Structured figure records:
========

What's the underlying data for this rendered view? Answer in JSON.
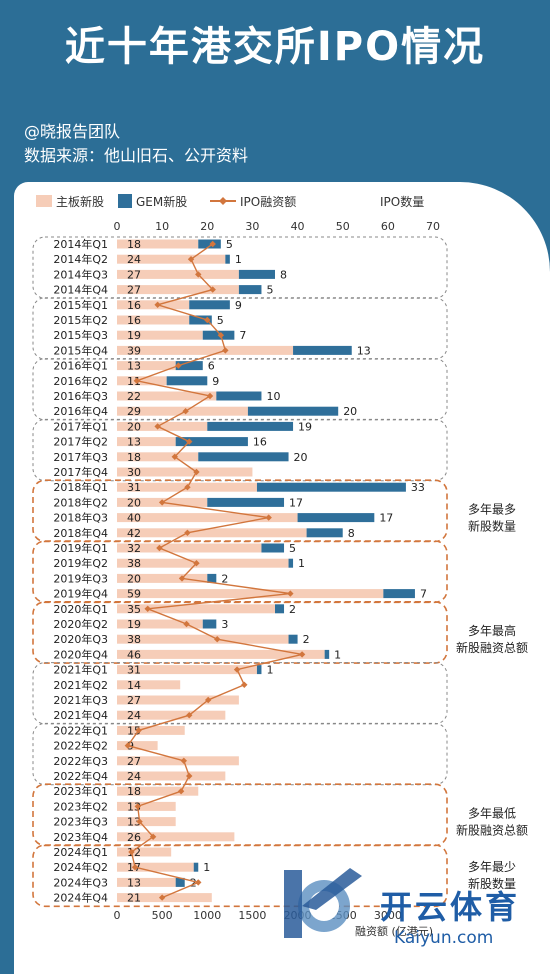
{
  "header": {
    "title": "近十年港交所IPO情况",
    "credit": "@晓报告团队",
    "source": "数据来源：他山旧石、公开资料"
  },
  "watermark": {
    "brand": "开云体育",
    "site": "Kaiyun.com"
  },
  "chart_data": {
    "type": "bar",
    "colors": {
      "main": "#f6cdb8",
      "gem": "#2f6f9a",
      "line": "#d2763d"
    },
    "legend": [
      {
        "key": "main",
        "label": "主板新股"
      },
      {
        "key": "gem",
        "label": "GEM新股"
      },
      {
        "key": "line",
        "label": "IPO融资额"
      },
      {
        "key": "count",
        "label": "IPO数量"
      }
    ],
    "top_axis": {
      "ticks": [
        0,
        10,
        20,
        30,
        40,
        50,
        60,
        70
      ],
      "range": [
        0,
        70
      ]
    },
    "bottom_axis": {
      "ticks": [
        0,
        500,
        1000,
        1500,
        2000,
        2500,
        3000
      ],
      "range": [
        0,
        3500
      ],
      "label": "融资额 (亿港元)"
    },
    "categories": [
      "2014年Q1",
      "2014年Q2",
      "2014年Q3",
      "2014年Q4",
      "2015年Q1",
      "2015年Q2",
      "2015年Q3",
      "2015年Q4",
      "2016年Q1",
      "2016年Q2",
      "2016年Q3",
      "2016年Q4",
      "2017年Q1",
      "2017年Q2",
      "2017年Q3",
      "2017年Q4",
      "2018年Q1",
      "2018年Q2",
      "2018年Q3",
      "2018年Q4",
      "2019年Q1",
      "2019年Q2",
      "2019年Q3",
      "2019年Q4",
      "2020年Q1",
      "2020年Q2",
      "2020年Q3",
      "2020年Q4",
      "2021年Q1",
      "2021年Q2",
      "2021年Q3",
      "2021年Q4",
      "2022年Q1",
      "2022年Q2",
      "2022年Q3",
      "2022年Q4",
      "2023年Q1",
      "2023年Q2",
      "2023年Q3",
      "2023年Q4",
      "2024年Q1",
      "2024年Q2",
      "2024年Q3",
      "2024年Q4"
    ],
    "series": [
      {
        "name": "主板新股",
        "values": [
          18,
          24,
          27,
          27,
          16,
          16,
          19,
          39,
          13,
          11,
          22,
          29,
          20,
          13,
          18,
          30,
          31,
          20,
          40,
          42,
          32,
          38,
          20,
          59,
          35,
          19,
          38,
          46,
          31,
          14,
          27,
          24,
          15,
          9,
          27,
          24,
          18,
          13,
          13,
          26,
          12,
          17,
          13,
          21
        ]
      },
      {
        "name": "GEM新股",
        "values": [
          5,
          1,
          8,
          5,
          9,
          5,
          7,
          13,
          6,
          9,
          10,
          20,
          19,
          16,
          20,
          0,
          33,
          17,
          17,
          8,
          5,
          1,
          2,
          7,
          2,
          3,
          2,
          1,
          1,
          0,
          0,
          0,
          0,
          0,
          0,
          0,
          0,
          0,
          0,
          0,
          0,
          1,
          2,
          0
        ]
      },
      {
        "name": "IPO融资额",
        "values": [
          1060,
          820,
          900,
          1060,
          450,
          1000,
          1150,
          1200,
          680,
          220,
          1030,
          760,
          450,
          800,
          640,
          880,
          780,
          500,
          1680,
          780,
          470,
          880,
          720,
          1920,
          340,
          770,
          1110,
          2050,
          1330,
          1410,
          1010,
          800,
          240,
          120,
          740,
          800,
          710,
          230,
          250,
          400,
          160,
          200,
          900,
          500
        ]
      }
    ],
    "labels_main": [
      "18",
      "24",
      "27",
      "27",
      "16",
      "16",
      "19",
      "39",
      "13",
      "11",
      "22",
      "29",
      "20",
      "13",
      "18",
      "30",
      "31",
      "20",
      "40",
      "42",
      "32",
      "38",
      "20",
      "59",
      "35",
      "19",
      "38",
      "46",
      "31",
      "14",
      "27",
      "24",
      "15",
      "9",
      "27",
      "24",
      "18",
      "13",
      "13",
      "26",
      "12",
      "17",
      "13",
      "21"
    ],
    "labels_gem": [
      "5",
      "1",
      "8",
      "5",
      "9",
      "5",
      "7",
      "13",
      "6",
      "9",
      "10",
      "20",
      "19",
      "16",
      "20",
      "",
      "33",
      "17",
      "17",
      "8",
      "5",
      "1",
      "2",
      "7",
      "2",
      "3",
      "2",
      "1",
      "1",
      "",
      "",
      "",
      "",
      "",
      "",
      "",
      "",
      "",
      "",
      "",
      "",
      "1",
      "2",
      ""
    ],
    "groups": [
      {
        "start": 0,
        "end": 3,
        "style": "gray"
      },
      {
        "start": 4,
        "end": 7,
        "style": "gray"
      },
      {
        "start": 8,
        "end": 11,
        "style": "gray"
      },
      {
        "start": 12,
        "end": 15,
        "style": "gray"
      },
      {
        "start": 16,
        "end": 19,
        "style": "orange"
      },
      {
        "start": 20,
        "end": 23,
        "style": "orange"
      },
      {
        "start": 24,
        "end": 27,
        "style": "orange"
      },
      {
        "start": 28,
        "end": 31,
        "style": "gray"
      },
      {
        "start": 32,
        "end": 35,
        "style": "gray"
      },
      {
        "start": 36,
        "end": 39,
        "style": "orange"
      },
      {
        "start": 40,
        "end": 43,
        "style": "orange"
      }
    ],
    "annotations": [
      {
        "lines": [
          "多年最多",
          "新股数量"
        ],
        "row": 18
      },
      {
        "lines": [
          "多年最高",
          "新股融资总额"
        ],
        "row": 26
      },
      {
        "lines": [
          "多年最低",
          "新股融资总额"
        ],
        "row": 38
      },
      {
        "lines": [
          "多年最少",
          "新股数量"
        ],
        "row": 41.5
      }
    ]
  }
}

========

=== Exercise ===
Without including the pictures, reproduce all entries exactly.

=== Final result ===
What's the underlying data for this rendered view? Answer in JSON.
{
  "header": {
    "title": "近十年港交所IPO情况",
    "credit": "@晓报告团队",
    "source": "数据来源：他山旧石、公开资料"
  },
  "watermark": {
    "brand": "开云体育",
    "site": "Kaiyun.com"
  },
  "chart_data": {
    "type": "bar",
    "colors": {
      "main": "#f6cdb8",
      "gem": "#2f6f9a",
      "line": "#d2763d"
    },
    "legend": [
      {
        "key": "main",
        "label": "主板新股"
      },
      {
        "key": "gem",
        "label": "GEM新股"
      },
      {
        "key": "line",
        "label": "IPO融资额"
      },
      {
        "key": "count",
        "label": "IPO数量"
      }
    ],
    "top_axis": {
      "ticks": [
        0,
        10,
        20,
        30,
        40,
        50,
        60,
        70
      ],
      "range": [
        0,
        70
      ]
    },
    "bottom_axis": {
      "ticks": [
        0,
        500,
        1000,
        1500,
        2000,
        2500,
        3000
      ],
      "range": [
        0,
        3500
      ],
      "label": "融资额 (亿港元)"
    },
    "categories": [
      "2014年Q1",
      "2014年Q2",
      "2014年Q3",
      "2014年Q4",
      "2015年Q1",
      "2015年Q2",
      "2015年Q3",
      "2015年Q4",
      "2016年Q1",
      "2016年Q2",
      "2016年Q3",
      "2016年Q4",
      "2017年Q1",
      "2017年Q2",
      "2017年Q3",
      "2017年Q4",
      "2018年Q1",
      "2018年Q2",
      "2018年Q3",
      "2018年Q4",
      "2019年Q1",
      "2019年Q2",
      "2019年Q3",
      "2019年Q4",
      "2020年Q1",
      "2020年Q2",
      "2020年Q3",
      "2020年Q4",
      "2021年Q1",
      "2021年Q2",
      "2021年Q3",
      "2021年Q4",
      "2022年Q1",
      "2022年Q2",
      "2022年Q3",
      "2022年Q4",
      "2023年Q1",
      "2023年Q2",
      "2023年Q3",
      "2023年Q4",
      "2024年Q1",
      "2024年Q2",
      "2024年Q3",
      "2024年Q4"
    ],
    "series": [
      {
        "name": "主板新股",
        "values": [
          18,
          24,
          27,
          27,
          16,
          16,
          19,
          39,
          13,
          11,
          22,
          29,
          20,
          13,
          18,
          30,
          31,
          20,
          40,
          42,
          32,
          38,
          20,
          59,
          35,
          19,
          38,
          46,
          31,
          14,
          27,
          24,
          15,
          9,
          27,
          24,
          18,
          13,
          13,
          26,
          12,
          17,
          13,
          21
        ]
      },
      {
        "name": "GEM新股",
        "values": [
          5,
          1,
          8,
          5,
          9,
          5,
          7,
          13,
          6,
          9,
          10,
          20,
          19,
          16,
          20,
          0,
          33,
          17,
          17,
          8,
          5,
          1,
          2,
          7,
          2,
          3,
          2,
          1,
          1,
          0,
          0,
          0,
          0,
          0,
          0,
          0,
          0,
          0,
          0,
          0,
          0,
          1,
          2,
          0
        ]
      },
      {
        "name": "IPO融资额",
        "values": [
          1060,
          820,
          900,
          1060,
          450,
          1000,
          1150,
          1200,
          680,
          220,
          1030,
          760,
          450,
          800,
          640,
          880,
          780,
          500,
          1680,
          780,
          470,
          880,
          720,
          1920,
          340,
          770,
          1110,
          2050,
          1330,
          1410,
          1010,
          800,
          240,
          120,
          740,
          800,
          710,
          230,
          250,
          400,
          160,
          200,
          900,
          500
        ]
      }
    ],
    "labels_main": [
      "18",
      "24",
      "27",
      "27",
      "16",
      "16",
      "19",
      "39",
      "13",
      "11",
      "22",
      "29",
      "20",
      "13",
      "18",
      "30",
      "31",
      "20",
      "40",
      "42",
      "32",
      "38",
      "20",
      "59",
      "35",
      "19",
      "38",
      "46",
      "31",
      "14",
      "27",
      "24",
      "15",
      "9",
      "27",
      "24",
      "18",
      "13",
      "13",
      "26",
      "12",
      "17",
      "13",
      "21"
    ],
    "labels_gem": [
      "5",
      "1",
      "8",
      "5",
      "9",
      "5",
      "7",
      "13",
      "6",
      "9",
      "10",
      "20",
      "19",
      "16",
      "20",
      "",
      "33",
      "17",
      "17",
      "8",
      "5",
      "1",
      "2",
      "7",
      "2",
      "3",
      "2",
      "1",
      "1",
      "",
      "",
      "",
      "",
      "",
      "",
      "",
      "",
      "",
      "",
      "",
      "",
      "1",
      "2",
      ""
    ],
    "groups": [
      {
        "start": 0,
        "end": 3,
        "style": "gray"
      },
      {
        "start": 4,
        "end": 7,
        "style": "gray"
      },
      {
        "start": 8,
        "end": 11,
        "style": "gray"
      },
      {
        "start": 12,
        "end": 15,
        "style": "gray"
      },
      {
        "start": 16,
        "end": 19,
        "style": "orange"
      },
      {
        "start": 20,
        "end": 23,
        "style": "orange"
      },
      {
        "start": 24,
        "end": 27,
        "style": "orange"
      },
      {
        "start": 28,
        "end": 31,
        "style": "gray"
      },
      {
        "start": 32,
        "end": 35,
        "style": "gray"
      },
      {
        "start": 36,
        "end": 39,
        "style": "orange"
      },
      {
        "start": 40,
        "end": 43,
        "style": "orange"
      }
    ],
    "annotations": [
      {
        "lines": [
          "多年最多",
          "新股数量"
        ],
        "row": 18
      },
      {
        "lines": [
          "多年最高",
          "新股融资总额"
        ],
        "row": 26
      },
      {
        "lines": [
          "多年最低",
          "新股融资总额"
        ],
        "row": 38
      },
      {
        "lines": [
          "多年最少",
          "新股数量"
        ],
        "row": 41.5
      }
    ]
  }
}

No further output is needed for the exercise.